§ Prompt
Copy every line that contains the string "Water" from the entries below.

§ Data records

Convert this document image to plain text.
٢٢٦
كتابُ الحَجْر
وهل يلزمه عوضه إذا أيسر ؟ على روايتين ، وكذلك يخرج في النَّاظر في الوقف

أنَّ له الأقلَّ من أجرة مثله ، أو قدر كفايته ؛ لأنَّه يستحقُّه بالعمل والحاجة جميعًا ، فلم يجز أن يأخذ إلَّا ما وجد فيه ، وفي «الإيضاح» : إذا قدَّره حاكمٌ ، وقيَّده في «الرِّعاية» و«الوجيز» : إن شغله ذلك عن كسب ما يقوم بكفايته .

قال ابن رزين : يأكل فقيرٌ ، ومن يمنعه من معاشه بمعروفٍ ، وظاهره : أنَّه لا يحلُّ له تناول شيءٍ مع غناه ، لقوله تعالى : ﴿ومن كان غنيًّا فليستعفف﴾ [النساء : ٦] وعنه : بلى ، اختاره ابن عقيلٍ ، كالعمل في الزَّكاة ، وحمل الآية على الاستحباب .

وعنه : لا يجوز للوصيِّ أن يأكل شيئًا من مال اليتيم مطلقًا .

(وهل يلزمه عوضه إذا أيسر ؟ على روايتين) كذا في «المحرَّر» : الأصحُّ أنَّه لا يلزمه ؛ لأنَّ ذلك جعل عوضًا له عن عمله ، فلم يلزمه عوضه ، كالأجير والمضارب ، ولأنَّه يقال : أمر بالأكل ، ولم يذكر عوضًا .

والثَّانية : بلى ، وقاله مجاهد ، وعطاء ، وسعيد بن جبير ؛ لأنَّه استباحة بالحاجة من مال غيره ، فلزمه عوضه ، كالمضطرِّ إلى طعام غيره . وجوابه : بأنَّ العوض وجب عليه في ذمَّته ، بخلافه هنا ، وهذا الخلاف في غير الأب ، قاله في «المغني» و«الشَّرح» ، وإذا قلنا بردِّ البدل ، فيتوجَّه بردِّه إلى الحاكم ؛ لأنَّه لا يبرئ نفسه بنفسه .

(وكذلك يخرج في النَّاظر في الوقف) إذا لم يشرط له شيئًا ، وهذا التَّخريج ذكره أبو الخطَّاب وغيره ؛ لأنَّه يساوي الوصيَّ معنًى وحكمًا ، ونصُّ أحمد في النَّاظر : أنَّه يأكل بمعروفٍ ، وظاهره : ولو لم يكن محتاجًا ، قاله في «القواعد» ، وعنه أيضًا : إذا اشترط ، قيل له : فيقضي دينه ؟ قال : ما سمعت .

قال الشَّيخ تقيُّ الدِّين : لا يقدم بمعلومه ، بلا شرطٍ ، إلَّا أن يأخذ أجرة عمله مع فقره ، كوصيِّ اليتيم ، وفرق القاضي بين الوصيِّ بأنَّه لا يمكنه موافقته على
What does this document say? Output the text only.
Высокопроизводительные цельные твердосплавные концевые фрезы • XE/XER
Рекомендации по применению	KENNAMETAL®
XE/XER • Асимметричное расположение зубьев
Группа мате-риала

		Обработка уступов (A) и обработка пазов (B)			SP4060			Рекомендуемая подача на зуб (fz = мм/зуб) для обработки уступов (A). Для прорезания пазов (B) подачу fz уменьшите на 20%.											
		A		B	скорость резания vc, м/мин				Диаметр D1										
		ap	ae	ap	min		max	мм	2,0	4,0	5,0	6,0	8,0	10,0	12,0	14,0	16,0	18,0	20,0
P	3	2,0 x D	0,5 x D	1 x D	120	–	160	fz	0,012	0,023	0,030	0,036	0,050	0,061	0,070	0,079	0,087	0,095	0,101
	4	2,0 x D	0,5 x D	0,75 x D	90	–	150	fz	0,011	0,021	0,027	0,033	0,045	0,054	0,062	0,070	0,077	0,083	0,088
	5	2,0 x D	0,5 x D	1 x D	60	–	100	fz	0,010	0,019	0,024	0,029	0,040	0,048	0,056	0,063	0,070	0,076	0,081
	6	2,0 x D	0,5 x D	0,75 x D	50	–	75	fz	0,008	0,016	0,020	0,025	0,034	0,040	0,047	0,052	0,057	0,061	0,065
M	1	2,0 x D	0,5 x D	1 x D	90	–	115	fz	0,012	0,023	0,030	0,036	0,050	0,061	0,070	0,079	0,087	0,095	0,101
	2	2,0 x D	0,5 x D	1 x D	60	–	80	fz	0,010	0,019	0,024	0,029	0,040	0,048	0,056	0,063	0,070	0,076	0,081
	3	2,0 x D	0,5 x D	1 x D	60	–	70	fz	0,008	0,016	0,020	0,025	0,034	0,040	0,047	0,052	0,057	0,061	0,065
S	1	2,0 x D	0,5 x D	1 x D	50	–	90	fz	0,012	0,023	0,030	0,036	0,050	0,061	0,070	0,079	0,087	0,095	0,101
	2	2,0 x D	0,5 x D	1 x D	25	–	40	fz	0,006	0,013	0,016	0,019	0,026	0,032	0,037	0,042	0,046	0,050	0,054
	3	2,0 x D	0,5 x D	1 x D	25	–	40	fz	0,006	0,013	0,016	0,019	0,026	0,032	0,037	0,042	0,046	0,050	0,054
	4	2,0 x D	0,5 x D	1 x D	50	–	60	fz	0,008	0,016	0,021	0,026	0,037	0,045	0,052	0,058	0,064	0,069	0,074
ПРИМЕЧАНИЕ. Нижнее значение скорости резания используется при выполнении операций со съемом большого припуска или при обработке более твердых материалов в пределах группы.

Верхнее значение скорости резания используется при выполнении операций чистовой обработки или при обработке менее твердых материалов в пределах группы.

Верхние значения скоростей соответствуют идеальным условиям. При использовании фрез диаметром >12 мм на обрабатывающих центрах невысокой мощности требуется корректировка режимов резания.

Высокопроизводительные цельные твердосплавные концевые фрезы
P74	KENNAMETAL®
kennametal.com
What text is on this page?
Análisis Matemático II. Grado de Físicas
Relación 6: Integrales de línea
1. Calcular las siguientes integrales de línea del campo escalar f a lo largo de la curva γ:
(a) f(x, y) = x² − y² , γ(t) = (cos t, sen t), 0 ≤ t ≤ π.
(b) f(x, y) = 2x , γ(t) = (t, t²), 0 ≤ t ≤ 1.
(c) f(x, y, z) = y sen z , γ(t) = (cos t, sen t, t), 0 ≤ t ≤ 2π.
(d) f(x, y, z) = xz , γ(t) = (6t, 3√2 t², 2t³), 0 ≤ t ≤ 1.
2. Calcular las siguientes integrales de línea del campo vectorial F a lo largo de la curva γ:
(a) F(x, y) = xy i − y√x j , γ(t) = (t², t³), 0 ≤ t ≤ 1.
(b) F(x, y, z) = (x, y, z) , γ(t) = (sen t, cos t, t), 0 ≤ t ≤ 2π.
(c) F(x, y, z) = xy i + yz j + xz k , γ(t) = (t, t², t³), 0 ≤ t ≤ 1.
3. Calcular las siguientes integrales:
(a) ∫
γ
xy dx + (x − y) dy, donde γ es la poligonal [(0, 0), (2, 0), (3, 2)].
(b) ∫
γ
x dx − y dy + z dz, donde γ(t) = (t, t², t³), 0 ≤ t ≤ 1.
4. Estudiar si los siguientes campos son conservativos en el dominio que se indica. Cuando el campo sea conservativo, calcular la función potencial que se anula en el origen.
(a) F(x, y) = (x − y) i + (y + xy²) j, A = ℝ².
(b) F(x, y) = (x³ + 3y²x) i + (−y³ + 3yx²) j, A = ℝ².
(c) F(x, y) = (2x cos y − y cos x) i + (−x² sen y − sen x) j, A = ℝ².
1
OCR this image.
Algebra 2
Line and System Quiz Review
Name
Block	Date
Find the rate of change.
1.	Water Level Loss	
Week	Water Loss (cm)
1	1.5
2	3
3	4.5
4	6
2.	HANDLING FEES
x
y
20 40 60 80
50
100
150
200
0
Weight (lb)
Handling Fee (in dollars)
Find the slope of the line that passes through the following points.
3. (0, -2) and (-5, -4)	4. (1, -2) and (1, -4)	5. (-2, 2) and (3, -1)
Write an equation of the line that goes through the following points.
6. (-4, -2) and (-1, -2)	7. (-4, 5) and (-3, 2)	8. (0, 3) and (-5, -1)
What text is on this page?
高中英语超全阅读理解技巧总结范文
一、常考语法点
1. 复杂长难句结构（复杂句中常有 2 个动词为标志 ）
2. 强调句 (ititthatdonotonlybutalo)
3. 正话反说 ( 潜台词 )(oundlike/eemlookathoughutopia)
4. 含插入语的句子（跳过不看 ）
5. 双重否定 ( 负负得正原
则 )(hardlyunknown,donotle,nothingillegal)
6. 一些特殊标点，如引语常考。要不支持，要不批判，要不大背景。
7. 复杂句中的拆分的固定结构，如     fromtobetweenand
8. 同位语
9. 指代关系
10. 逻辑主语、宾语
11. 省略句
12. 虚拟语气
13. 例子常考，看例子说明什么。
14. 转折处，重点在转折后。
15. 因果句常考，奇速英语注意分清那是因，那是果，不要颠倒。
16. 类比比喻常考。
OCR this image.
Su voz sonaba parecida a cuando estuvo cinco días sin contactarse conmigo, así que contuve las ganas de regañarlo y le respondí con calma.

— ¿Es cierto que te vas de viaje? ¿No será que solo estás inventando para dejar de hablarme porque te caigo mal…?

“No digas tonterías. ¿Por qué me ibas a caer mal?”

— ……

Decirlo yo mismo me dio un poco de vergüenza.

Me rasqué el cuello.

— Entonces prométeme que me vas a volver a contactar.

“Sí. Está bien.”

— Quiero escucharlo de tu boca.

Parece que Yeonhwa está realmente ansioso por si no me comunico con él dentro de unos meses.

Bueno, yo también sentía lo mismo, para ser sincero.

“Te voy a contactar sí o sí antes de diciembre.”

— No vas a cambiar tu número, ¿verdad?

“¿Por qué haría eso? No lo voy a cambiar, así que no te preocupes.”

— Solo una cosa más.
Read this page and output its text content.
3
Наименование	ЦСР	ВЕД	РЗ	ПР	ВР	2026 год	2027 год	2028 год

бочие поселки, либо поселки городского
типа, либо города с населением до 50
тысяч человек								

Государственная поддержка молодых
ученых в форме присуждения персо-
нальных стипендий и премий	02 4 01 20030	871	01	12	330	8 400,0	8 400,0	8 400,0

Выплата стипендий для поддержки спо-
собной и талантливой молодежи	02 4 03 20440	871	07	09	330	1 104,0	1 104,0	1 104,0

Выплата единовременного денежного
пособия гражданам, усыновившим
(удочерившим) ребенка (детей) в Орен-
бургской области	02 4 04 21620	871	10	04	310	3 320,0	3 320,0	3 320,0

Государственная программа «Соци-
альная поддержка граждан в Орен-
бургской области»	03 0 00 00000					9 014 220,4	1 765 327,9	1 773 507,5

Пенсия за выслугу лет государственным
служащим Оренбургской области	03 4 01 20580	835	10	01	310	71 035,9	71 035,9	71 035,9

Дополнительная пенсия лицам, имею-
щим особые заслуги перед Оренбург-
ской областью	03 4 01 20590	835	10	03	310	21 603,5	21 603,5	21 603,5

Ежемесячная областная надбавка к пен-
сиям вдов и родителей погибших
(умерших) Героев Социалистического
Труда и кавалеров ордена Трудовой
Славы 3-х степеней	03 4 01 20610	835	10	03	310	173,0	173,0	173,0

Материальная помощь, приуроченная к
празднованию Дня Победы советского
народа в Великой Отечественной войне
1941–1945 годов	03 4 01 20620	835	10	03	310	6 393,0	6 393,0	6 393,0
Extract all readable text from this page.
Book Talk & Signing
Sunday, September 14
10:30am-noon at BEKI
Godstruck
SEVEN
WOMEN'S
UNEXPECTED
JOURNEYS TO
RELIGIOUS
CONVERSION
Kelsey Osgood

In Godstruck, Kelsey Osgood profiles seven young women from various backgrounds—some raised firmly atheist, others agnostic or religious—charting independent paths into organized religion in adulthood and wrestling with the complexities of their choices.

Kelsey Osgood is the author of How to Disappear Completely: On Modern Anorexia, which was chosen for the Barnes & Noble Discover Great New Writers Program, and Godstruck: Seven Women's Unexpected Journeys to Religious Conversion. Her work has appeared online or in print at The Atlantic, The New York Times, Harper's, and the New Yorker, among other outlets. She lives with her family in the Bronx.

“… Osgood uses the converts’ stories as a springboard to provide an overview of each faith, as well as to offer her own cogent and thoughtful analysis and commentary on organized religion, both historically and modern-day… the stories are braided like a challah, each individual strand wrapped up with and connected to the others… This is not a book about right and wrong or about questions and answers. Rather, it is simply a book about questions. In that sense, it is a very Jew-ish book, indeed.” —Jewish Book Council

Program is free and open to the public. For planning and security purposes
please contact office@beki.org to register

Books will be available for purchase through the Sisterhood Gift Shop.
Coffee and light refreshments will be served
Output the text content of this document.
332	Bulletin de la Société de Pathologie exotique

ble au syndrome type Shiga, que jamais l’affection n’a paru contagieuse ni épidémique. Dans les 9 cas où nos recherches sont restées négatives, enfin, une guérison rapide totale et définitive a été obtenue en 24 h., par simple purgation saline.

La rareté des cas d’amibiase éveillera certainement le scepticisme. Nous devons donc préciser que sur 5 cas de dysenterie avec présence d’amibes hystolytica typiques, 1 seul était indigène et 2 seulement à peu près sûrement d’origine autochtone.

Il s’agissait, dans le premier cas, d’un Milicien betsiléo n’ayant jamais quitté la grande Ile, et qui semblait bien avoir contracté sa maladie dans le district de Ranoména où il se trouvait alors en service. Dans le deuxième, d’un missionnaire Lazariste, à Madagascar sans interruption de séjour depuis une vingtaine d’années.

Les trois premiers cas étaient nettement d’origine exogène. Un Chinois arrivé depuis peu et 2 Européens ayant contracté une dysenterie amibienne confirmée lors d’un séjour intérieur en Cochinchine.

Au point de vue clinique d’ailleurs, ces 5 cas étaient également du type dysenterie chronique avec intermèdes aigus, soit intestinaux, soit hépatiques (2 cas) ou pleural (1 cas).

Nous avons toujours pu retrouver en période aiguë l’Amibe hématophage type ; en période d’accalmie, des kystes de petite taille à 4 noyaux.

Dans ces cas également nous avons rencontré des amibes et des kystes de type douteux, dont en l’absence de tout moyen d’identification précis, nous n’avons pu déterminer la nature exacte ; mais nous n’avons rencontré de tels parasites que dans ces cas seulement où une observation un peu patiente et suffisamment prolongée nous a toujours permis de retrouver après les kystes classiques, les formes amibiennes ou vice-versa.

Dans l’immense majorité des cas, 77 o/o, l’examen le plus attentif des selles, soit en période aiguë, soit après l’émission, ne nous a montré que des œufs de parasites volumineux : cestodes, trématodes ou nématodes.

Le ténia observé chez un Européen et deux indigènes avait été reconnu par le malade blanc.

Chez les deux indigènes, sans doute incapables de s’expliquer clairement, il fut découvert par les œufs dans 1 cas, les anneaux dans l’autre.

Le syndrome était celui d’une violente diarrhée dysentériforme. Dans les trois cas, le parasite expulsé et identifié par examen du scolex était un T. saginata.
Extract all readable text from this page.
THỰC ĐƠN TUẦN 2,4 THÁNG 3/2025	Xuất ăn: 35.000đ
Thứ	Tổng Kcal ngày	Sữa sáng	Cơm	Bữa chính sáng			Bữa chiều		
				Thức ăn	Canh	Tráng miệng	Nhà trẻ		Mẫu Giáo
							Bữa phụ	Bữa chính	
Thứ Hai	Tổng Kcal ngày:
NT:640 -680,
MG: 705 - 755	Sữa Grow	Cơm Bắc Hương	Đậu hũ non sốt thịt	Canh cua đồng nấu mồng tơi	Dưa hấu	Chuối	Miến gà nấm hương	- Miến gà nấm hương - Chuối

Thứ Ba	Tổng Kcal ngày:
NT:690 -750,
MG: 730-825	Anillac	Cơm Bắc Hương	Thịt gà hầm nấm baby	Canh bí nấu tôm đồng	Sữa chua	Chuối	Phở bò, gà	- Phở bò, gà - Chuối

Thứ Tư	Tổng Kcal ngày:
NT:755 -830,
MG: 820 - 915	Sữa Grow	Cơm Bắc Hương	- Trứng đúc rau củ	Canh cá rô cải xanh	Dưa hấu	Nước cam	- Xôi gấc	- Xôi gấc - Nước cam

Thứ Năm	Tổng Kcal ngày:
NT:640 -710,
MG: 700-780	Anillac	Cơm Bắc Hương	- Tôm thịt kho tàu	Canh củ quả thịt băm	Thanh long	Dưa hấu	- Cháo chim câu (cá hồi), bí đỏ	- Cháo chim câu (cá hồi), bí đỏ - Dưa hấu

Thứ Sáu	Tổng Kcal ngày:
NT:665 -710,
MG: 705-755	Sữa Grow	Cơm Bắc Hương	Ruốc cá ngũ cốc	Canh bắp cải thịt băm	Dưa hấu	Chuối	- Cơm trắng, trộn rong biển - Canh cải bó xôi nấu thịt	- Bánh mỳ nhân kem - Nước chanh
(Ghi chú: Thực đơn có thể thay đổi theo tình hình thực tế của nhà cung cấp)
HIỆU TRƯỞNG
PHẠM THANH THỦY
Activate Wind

§ Answer
1.	Water Level Loss	
Week	Water Loss (cm)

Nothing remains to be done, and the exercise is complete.